*WHAT YOU HAVE TO DO*.
Reproduce the full listing below unchanged, apart from the pictures.

#### EXTRACTED MATERIAL

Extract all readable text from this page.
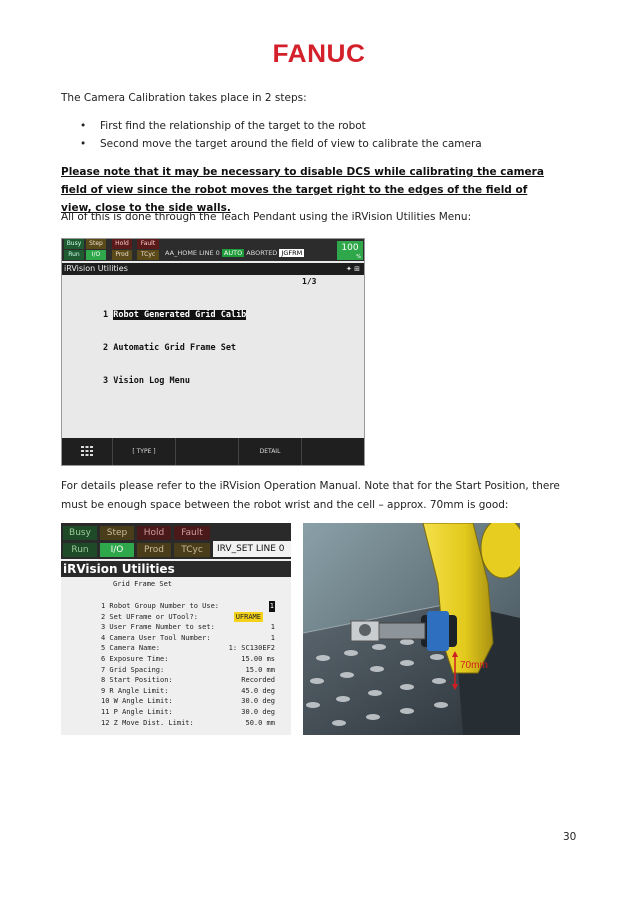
FANUC
The Camera Calibration takes place in 2 steps:
• First find the relationship of the target to the robot
• Second move the target around the field of view to calibrate the camera
Please note that it may be necessary to disable DCS while calibrating the camera field of view since the robot moves the target right to the edges of the field of view, close to the side walls.
All of this is done through the Teach Pendant using the iRVision Utilities Menu:
Busy	Step	Hold	Fault
Run	I/O	Prod	TCyc	AA_HOME LINE 0 AUTO ABORTED JGFRM	100
%
iRVision Utilities	✦ ⊞
1/3

1 Robot Generated Grid Calib

2 Automatic Grid Frame Set

3 Vision Log Menu

[ TYPE ]	DETAIL
For details please refer to the iRVision Operation Manual. Note that for the Start Position, there must be enough space between the robot wrist and the cell – approx. 70mm is good:
Busy	Step	Hold	Fault
Run	I/O	Prod	TCyc	IRV_SET LINE 0
iRVision Utilities
Grid Frame Set
1 Robot Group Number to Use:	1
2 Set UFrame or UTool?:	UFRAME
3 User Frame Number to set:	1
4 Camera User Tool Number:	1
5 Camera Name:	1: SC130EF2
6 Exposure Time:	15.00 ms
7 Grid Spacing:	15.0 mm
8 Start Position:	Recorded
9 R Angle Limit:	45.0 deg
10 W Angle Limit:	30.0 deg
11 P Angle Limit:	30.0 deg
12 Z Move Dist. Limit:	50.0 mm
70mm
30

########

*EXERCISE RESULT*.
Extract all readable text from this page.
FANUC
The Camera Calibration takes place in 2 steps:
• First find the relationship of the target to the robot
• Second move the target around the field of view to calibrate the camera
Please note that it may be necessary to disable DCS while calibrating the camera field of view since the robot moves the target right to the edges of the field of view, close to the side walls.
All of this is done through the Teach Pendant using the iRVision Utilities Menu:
Busy	Step	Hold	Fault
Run	I/O	Prod	TCyc	AA_HOME LINE 0 AUTO ABORTED JGFRM	100
%
iRVision Utilities	✦ ⊞
1/3

1 Robot Generated Grid Calib

2 Automatic Grid Frame Set

3 Vision Log Menu

[ TYPE ]	DETAIL
For details please refer to the iRVision Operation Manual. Note that for the Start Position, there must be enough space between the robot wrist and the cell – approx. 70mm is good:
Busy	Step	Hold	Fault
Run	I/O	Prod	TCyc	IRV_SET LINE 0
iRVision Utilities
Grid Frame Set
1 Robot Group Number to Use:	1
2 Set UFrame or UTool?:	UFRAME
3 User Frame Number to set:	1
4 Camera User Tool Number:	1
5 Camera Name:	1: SC130EF2
6 Exposure Time:	15.00 ms
7 Grid Spacing:	15.0 mm
8 Start Position:	Recorded
9 R Angle Limit:	45.0 deg
10 W Angle Limit:	30.0 deg
11 P Angle Limit:	30.0 deg
12 Z Move Dist. Limit:	50.0 mm
70mm
30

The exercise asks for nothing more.